_SET PROBLEM_. Report all lines holding "date".

_GIVEN RECORDS_.
* * *
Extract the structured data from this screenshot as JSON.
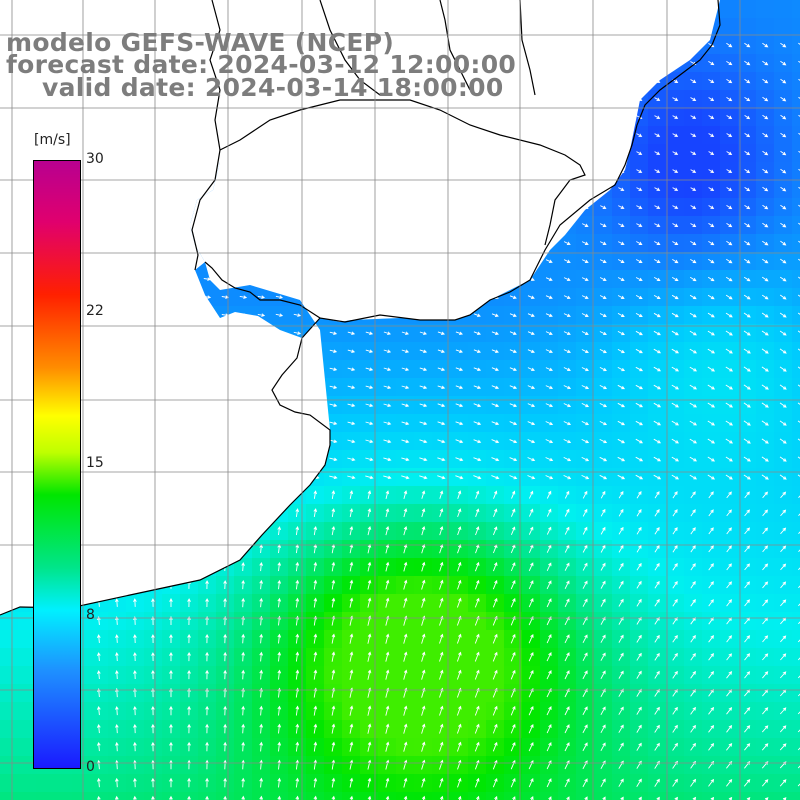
{
  "title_lines": [
    "modelo GEFS-WAVE (NCEP)",
    "forecast date: 2024-03-12 12:00:00",
    "valid date: 2024-03-14 18:00:00"
  ],
  "legend": {
    "unit": "[m/s]",
    "ticks": [
      "30",
      "22",
      "15",
      "8",
      "0"
    ],
    "tick_values": [
      30,
      22,
      15,
      8,
      0
    ],
    "colors": [
      "#1a1aff",
      "#1e90ff",
      "#00f0ff",
      "#00e600",
      "#ffff00",
      "#ff8c00",
      "#ff2000",
      "#b80090"
    ]
  },
  "map": {
    "land_color": "#ffffff",
    "coast_color": "#000000",
    "grid_color": "#888888",
    "arrow_color": "#ffffff"
  }
}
* * *
_THE SOLUTION_.
    "forecast date: 2024-03-12 12:00:00",
    "valid date: 2024-03-14 18:00:00"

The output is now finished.